Stored entries

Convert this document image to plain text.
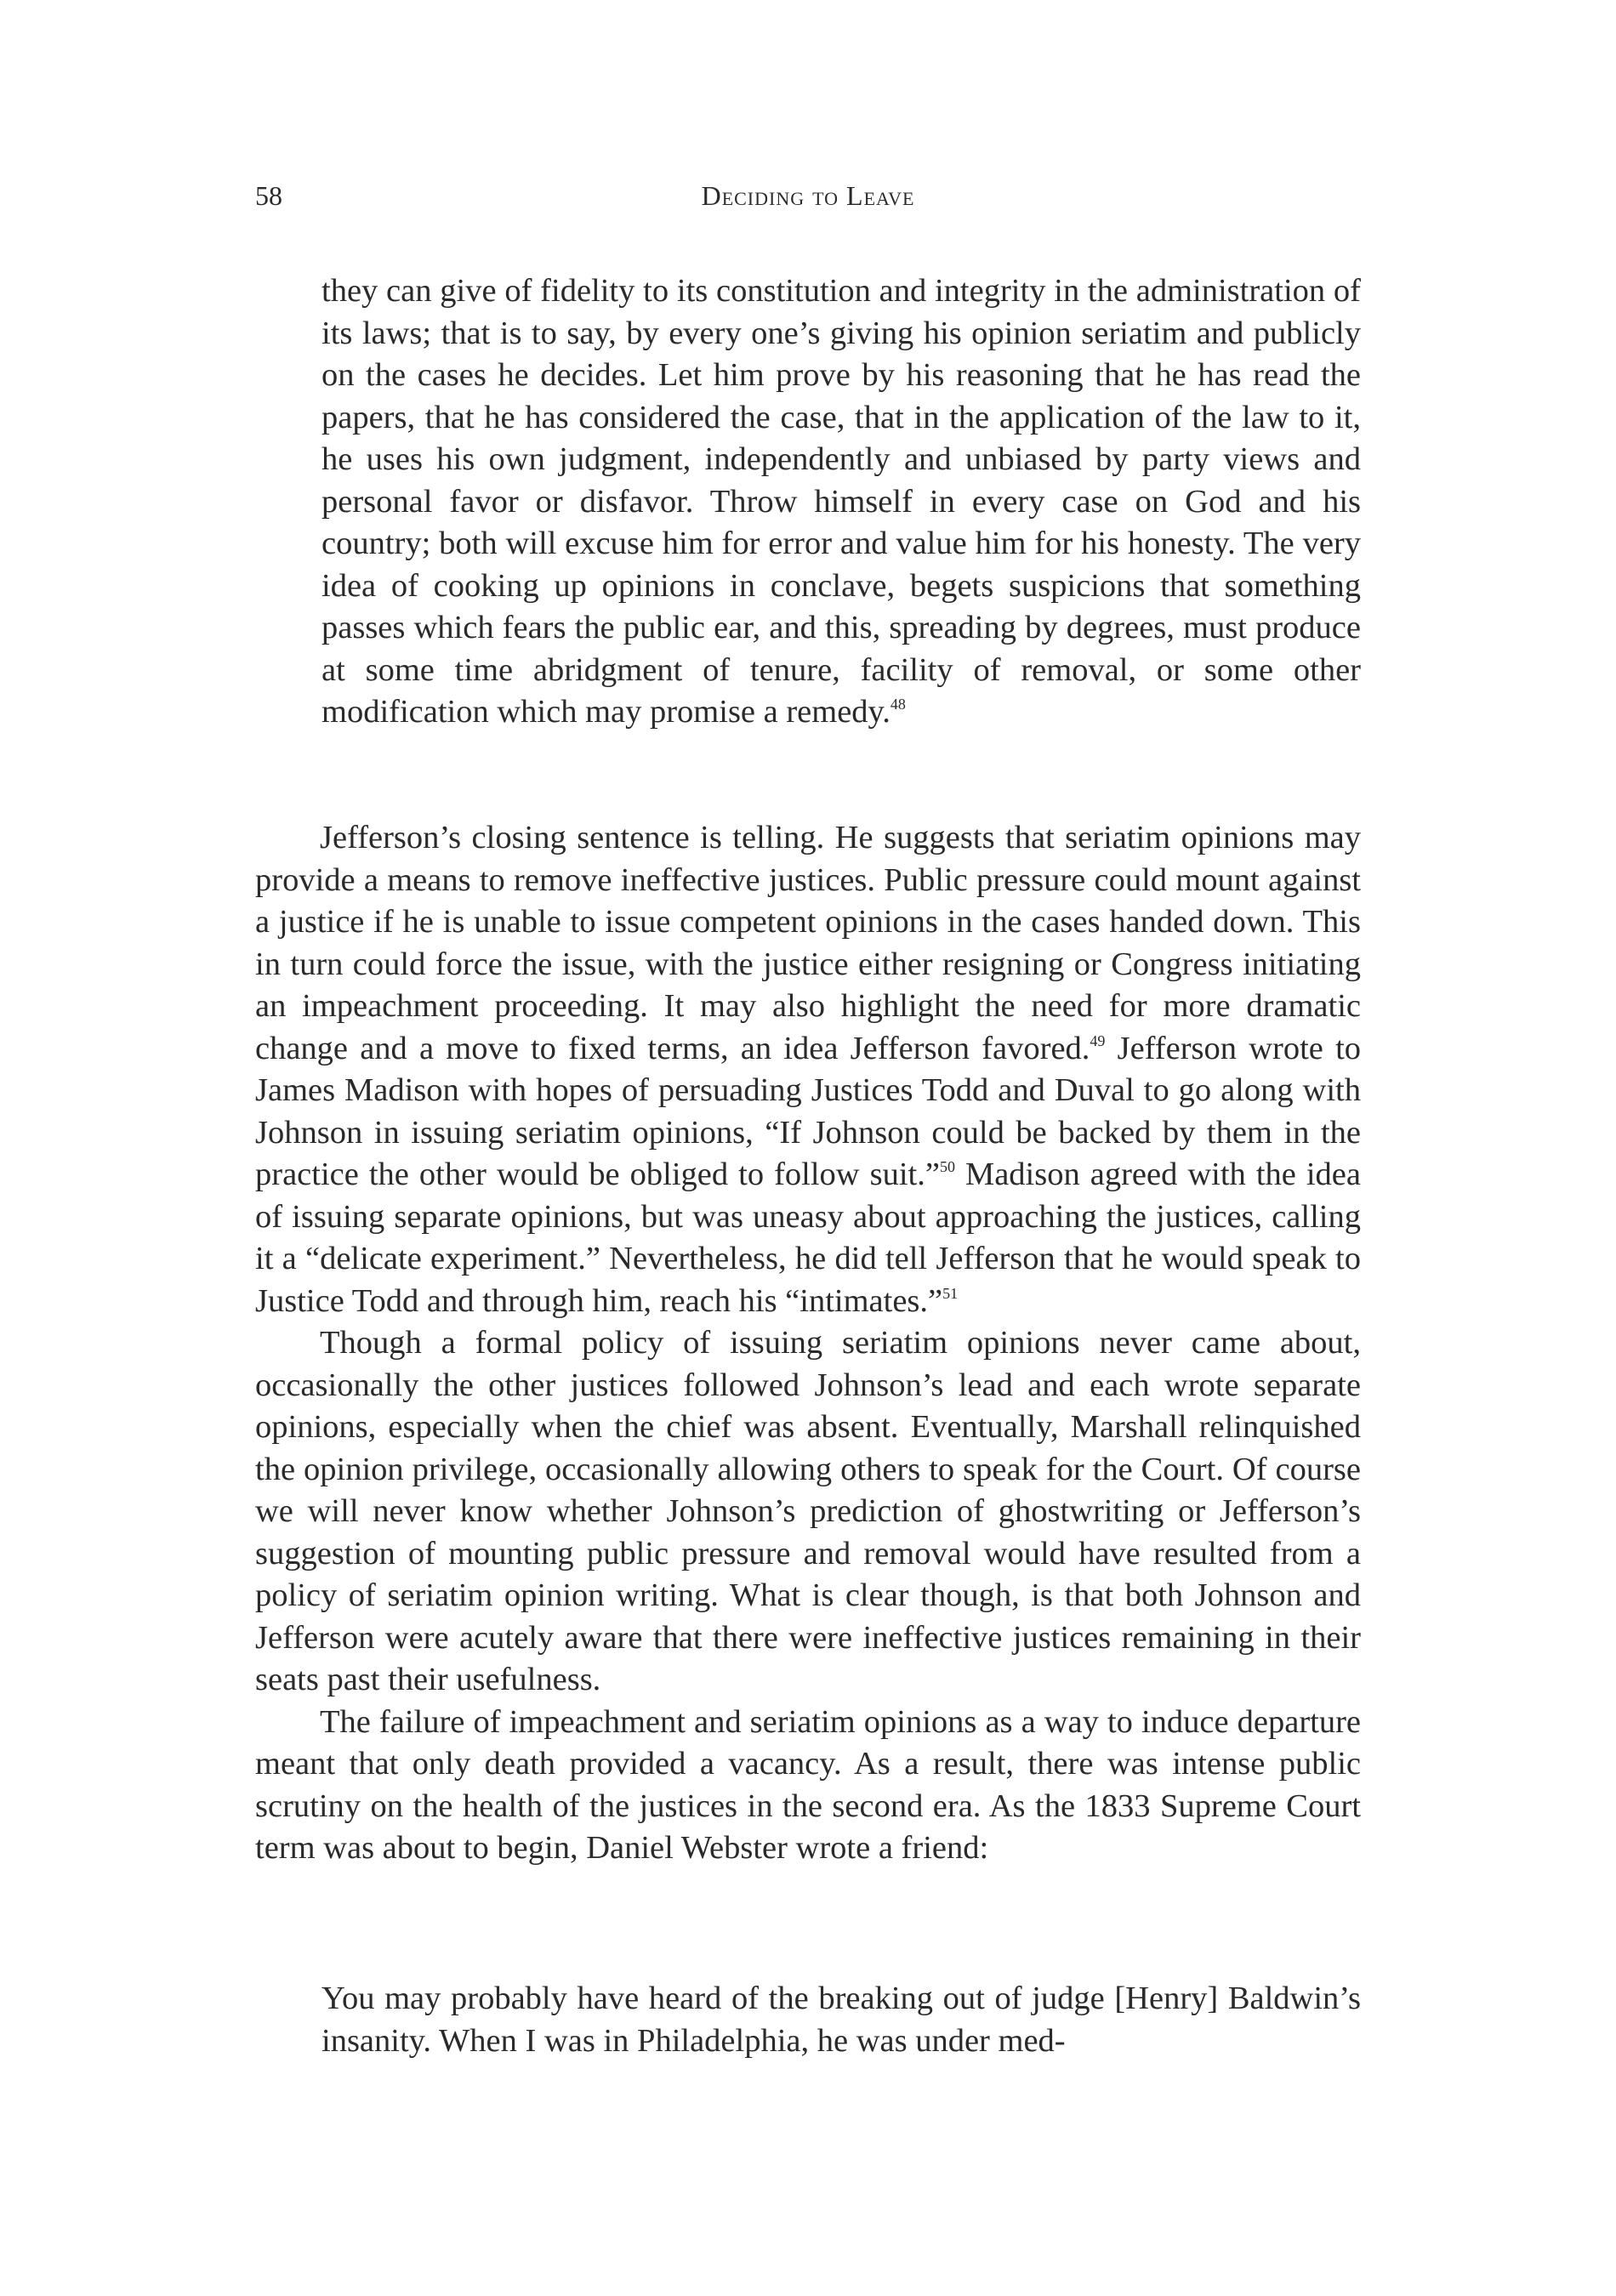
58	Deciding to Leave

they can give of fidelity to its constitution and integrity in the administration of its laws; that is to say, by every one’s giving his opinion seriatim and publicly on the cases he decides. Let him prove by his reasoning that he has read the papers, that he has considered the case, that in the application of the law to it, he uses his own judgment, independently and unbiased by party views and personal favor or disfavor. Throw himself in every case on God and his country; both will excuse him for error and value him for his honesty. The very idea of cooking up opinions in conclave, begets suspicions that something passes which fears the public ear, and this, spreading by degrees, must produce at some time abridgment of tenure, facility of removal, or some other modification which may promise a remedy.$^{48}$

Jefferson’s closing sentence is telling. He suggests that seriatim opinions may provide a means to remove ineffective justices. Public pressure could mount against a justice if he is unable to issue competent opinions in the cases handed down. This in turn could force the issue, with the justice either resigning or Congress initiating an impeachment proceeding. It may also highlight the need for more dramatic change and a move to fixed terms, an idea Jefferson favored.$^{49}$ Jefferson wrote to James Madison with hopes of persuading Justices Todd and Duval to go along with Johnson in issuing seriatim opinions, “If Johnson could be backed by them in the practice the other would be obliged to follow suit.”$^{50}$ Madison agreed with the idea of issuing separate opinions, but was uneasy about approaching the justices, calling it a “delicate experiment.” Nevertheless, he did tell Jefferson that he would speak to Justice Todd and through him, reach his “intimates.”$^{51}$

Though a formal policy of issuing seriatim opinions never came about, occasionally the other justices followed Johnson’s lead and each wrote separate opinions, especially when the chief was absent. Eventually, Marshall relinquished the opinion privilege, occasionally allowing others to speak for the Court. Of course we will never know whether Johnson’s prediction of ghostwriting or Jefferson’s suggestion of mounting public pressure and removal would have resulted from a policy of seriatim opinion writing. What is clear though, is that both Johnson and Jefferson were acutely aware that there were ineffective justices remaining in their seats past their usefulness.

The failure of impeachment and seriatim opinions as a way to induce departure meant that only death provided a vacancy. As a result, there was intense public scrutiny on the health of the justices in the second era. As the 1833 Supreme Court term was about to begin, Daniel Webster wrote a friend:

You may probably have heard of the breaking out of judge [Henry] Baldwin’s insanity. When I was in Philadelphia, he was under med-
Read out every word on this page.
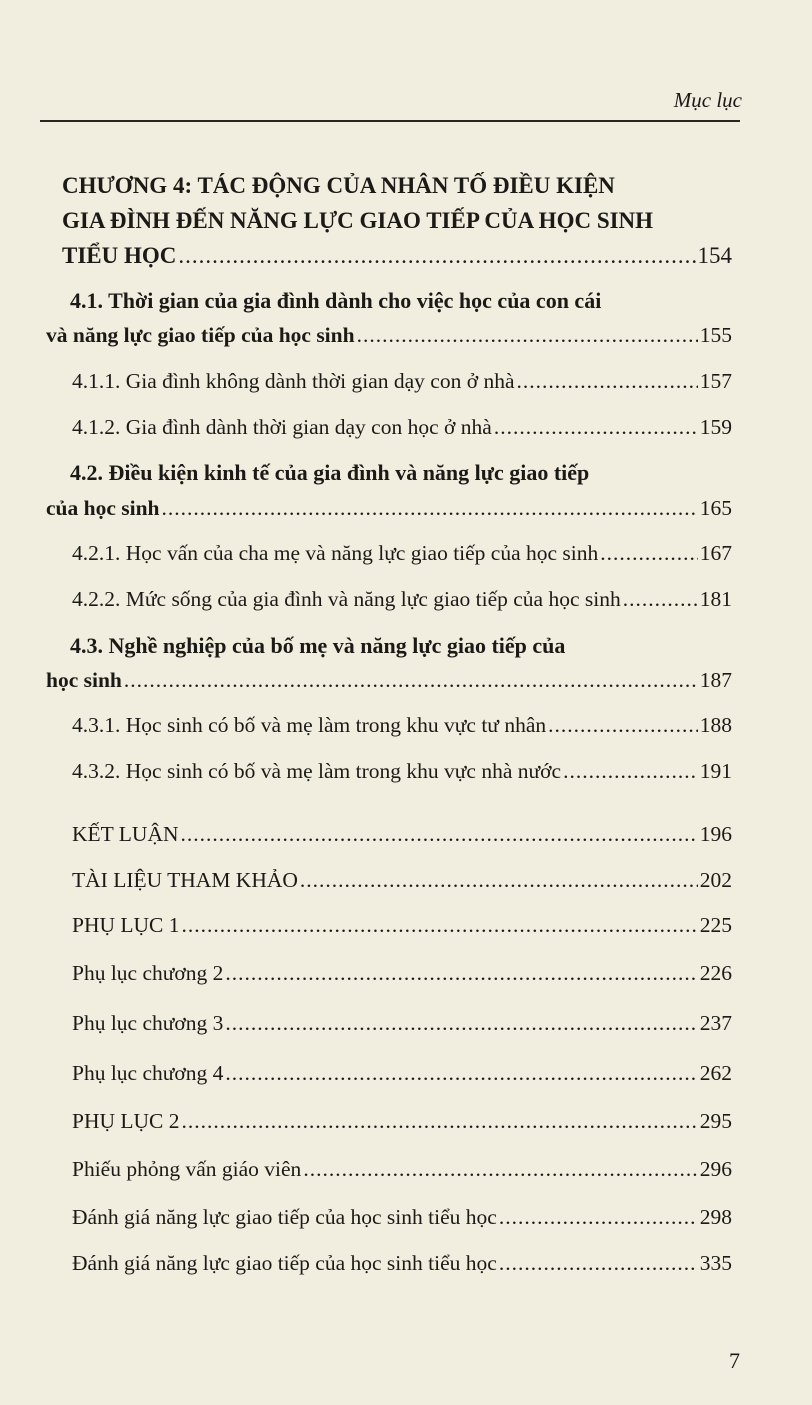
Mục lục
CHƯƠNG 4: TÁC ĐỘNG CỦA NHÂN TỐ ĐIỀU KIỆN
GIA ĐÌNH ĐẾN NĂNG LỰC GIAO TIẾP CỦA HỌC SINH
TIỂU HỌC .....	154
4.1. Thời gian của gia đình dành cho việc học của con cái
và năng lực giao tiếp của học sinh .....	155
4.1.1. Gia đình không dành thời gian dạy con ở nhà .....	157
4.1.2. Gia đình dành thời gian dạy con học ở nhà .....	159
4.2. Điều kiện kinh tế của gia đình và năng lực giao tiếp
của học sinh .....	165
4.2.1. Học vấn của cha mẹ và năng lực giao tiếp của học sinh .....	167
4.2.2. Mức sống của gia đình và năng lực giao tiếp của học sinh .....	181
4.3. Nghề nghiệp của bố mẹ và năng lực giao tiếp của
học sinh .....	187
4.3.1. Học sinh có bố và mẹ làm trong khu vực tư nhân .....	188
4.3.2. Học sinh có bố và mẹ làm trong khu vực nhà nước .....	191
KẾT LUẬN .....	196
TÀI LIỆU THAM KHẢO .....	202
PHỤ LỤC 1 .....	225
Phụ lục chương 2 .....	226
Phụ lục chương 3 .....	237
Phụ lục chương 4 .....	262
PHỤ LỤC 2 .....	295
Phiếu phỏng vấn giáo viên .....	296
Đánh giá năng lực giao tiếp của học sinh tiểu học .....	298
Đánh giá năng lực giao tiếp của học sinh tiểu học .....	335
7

Exercise requirements => Copy down every line of the material above that includes the string "dành".

The output =>
4.1. Thời gian của gia đình dành cho việc học của con cái
4.1.1. Gia đình không dành thời gian dạy con ở nhà .....	157
4.1.2. Gia đình dành thời gian dạy con học ở nhà .....	159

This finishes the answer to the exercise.